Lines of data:
= = =

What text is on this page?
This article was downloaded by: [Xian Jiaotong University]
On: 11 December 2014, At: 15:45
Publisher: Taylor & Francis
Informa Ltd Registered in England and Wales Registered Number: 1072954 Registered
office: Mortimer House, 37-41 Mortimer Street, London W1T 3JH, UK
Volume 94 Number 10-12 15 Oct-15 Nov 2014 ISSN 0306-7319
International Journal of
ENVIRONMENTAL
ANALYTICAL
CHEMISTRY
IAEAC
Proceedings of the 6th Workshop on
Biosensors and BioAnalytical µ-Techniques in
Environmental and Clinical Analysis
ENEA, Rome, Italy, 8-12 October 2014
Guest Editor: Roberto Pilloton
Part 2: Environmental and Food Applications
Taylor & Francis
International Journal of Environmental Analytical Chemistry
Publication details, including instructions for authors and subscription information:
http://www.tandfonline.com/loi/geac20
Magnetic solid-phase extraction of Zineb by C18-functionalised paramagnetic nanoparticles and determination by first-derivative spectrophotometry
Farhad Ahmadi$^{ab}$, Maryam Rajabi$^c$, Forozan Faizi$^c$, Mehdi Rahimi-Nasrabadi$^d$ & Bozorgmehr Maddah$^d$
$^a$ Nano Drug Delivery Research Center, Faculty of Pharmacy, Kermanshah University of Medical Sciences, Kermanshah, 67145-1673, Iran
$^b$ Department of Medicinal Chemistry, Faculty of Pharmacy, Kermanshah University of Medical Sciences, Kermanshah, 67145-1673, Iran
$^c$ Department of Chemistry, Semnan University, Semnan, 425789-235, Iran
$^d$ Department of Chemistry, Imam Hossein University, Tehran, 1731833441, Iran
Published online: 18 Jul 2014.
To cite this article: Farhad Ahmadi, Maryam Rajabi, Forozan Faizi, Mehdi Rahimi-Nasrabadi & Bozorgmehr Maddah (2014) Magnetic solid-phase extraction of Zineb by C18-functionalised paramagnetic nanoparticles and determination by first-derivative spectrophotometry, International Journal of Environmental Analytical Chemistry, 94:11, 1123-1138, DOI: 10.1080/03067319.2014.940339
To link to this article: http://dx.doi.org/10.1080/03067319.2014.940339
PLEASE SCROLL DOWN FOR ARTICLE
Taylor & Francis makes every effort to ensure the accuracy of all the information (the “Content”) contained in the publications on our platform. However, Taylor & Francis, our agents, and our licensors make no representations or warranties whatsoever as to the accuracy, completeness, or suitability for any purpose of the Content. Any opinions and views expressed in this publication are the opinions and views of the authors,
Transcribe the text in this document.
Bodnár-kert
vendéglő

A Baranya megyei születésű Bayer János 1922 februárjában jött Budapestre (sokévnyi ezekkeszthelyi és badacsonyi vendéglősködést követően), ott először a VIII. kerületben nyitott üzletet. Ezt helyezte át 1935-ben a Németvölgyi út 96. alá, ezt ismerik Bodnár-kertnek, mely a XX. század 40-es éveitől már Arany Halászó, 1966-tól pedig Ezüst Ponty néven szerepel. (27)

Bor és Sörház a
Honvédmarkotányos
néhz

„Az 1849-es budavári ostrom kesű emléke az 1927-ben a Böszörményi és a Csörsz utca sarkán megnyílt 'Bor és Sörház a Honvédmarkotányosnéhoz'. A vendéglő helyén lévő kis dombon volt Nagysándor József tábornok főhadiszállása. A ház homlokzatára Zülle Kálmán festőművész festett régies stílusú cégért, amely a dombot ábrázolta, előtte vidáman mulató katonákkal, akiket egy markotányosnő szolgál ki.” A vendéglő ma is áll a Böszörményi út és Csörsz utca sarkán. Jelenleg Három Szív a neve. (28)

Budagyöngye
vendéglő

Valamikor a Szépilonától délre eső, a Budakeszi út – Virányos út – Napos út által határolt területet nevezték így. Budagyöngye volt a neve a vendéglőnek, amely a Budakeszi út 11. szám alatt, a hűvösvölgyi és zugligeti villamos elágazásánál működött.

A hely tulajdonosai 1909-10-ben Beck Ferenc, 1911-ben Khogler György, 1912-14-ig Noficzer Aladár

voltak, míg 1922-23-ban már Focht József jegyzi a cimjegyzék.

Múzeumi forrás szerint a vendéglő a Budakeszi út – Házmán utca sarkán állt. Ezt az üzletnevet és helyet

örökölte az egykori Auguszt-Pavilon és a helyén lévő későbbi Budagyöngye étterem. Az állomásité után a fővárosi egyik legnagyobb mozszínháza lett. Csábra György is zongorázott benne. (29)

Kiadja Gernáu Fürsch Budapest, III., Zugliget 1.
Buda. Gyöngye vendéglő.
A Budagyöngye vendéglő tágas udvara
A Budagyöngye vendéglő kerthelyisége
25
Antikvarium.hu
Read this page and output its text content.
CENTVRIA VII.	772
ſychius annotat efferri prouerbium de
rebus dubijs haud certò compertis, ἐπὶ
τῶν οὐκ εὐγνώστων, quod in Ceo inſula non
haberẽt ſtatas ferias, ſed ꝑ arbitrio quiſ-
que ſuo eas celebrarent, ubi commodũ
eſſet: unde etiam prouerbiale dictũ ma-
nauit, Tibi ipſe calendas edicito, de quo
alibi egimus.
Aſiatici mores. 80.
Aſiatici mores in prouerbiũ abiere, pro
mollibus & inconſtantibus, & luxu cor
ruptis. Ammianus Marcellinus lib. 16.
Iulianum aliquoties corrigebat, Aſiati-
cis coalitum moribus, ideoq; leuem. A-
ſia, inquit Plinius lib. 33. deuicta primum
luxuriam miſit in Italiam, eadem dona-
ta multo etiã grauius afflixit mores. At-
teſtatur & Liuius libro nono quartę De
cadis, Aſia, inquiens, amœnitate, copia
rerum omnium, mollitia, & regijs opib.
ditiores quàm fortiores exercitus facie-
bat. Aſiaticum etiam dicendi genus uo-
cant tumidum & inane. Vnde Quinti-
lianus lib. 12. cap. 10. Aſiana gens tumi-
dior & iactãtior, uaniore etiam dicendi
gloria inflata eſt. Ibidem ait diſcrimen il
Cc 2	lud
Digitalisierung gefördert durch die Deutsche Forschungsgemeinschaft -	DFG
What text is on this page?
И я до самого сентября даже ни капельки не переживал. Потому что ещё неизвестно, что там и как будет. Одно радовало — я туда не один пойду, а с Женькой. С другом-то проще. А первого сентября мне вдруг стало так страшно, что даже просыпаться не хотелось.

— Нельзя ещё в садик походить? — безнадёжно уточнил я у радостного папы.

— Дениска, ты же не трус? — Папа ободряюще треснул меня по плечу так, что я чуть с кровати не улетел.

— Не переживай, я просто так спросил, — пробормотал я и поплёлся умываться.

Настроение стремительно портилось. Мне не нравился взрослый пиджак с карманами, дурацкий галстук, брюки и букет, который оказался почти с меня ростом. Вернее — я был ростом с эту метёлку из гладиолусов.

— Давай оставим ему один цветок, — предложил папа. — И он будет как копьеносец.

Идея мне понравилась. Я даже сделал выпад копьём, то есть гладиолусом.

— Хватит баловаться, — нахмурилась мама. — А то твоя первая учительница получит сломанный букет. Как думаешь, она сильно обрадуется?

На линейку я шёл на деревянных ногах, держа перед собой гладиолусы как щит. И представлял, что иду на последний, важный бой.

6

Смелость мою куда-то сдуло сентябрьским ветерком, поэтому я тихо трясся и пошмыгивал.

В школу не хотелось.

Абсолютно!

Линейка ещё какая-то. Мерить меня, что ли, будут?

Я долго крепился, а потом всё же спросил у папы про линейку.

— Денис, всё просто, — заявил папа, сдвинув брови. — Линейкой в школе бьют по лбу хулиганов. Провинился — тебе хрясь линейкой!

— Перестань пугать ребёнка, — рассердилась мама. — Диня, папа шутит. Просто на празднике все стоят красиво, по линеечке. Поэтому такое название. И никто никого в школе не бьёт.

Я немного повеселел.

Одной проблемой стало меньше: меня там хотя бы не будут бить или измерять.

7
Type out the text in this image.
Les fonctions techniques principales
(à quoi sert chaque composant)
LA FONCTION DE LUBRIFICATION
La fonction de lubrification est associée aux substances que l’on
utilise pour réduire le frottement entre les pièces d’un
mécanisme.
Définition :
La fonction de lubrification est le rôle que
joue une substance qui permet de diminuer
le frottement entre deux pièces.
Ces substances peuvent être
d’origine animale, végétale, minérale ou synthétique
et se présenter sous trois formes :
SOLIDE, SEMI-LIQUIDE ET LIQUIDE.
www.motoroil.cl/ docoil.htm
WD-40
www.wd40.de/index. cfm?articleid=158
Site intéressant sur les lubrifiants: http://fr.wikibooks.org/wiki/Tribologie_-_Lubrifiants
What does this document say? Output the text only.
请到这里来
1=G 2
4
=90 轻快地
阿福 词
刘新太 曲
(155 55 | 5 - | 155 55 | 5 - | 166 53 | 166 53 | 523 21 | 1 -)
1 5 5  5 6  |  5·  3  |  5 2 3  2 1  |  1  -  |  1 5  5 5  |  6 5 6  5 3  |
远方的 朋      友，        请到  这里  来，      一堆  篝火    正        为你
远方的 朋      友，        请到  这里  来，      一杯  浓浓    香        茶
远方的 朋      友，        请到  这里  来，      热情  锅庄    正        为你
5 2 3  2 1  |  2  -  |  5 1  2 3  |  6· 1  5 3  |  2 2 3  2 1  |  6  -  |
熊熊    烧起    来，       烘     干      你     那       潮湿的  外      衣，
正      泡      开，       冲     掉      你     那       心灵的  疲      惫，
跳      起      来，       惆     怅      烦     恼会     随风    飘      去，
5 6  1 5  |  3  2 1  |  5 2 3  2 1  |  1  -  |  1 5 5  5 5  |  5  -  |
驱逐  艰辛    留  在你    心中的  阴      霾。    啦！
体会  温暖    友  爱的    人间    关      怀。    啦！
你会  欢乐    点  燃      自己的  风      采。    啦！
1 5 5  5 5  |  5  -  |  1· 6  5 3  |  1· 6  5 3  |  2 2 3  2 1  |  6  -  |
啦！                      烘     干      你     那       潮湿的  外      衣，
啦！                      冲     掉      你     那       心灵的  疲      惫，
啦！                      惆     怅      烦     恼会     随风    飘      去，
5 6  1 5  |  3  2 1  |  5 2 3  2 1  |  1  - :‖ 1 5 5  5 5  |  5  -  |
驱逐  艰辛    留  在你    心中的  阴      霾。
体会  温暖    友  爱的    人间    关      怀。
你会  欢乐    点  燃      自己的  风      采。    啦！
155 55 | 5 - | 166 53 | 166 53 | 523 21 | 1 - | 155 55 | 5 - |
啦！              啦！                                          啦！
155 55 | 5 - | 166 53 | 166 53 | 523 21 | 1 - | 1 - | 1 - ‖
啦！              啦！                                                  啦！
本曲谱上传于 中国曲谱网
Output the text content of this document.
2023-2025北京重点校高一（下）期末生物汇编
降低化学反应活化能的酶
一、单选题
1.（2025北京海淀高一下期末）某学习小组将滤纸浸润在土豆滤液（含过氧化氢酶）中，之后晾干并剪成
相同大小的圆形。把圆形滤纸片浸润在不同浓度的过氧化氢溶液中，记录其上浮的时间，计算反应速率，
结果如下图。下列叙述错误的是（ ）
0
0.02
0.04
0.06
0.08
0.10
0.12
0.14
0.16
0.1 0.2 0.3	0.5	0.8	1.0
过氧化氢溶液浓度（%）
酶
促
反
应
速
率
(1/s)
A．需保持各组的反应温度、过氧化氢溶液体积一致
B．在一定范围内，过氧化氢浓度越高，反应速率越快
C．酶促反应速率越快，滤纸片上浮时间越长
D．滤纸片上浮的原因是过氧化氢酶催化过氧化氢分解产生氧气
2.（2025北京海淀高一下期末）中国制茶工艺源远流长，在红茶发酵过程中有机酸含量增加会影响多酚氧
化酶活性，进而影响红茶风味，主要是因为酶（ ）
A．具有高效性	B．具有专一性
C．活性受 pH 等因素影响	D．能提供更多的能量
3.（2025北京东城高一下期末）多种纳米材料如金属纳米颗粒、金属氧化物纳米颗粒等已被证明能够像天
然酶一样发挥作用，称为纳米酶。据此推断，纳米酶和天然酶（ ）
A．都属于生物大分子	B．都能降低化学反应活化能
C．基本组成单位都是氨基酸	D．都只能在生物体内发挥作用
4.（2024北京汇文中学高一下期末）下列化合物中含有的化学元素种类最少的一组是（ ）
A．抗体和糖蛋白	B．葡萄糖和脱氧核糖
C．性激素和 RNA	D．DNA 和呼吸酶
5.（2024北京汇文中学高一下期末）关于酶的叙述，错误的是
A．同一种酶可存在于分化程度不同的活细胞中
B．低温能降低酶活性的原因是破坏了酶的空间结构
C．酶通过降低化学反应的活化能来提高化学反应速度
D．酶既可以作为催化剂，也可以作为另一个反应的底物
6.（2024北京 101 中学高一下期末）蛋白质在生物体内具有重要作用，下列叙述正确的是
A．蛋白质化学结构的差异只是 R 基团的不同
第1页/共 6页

= = =

_Problem to solve_
How many lines in the records above contain the word "Faculty"? Reply with the number and nothing more.

_Correct output_
2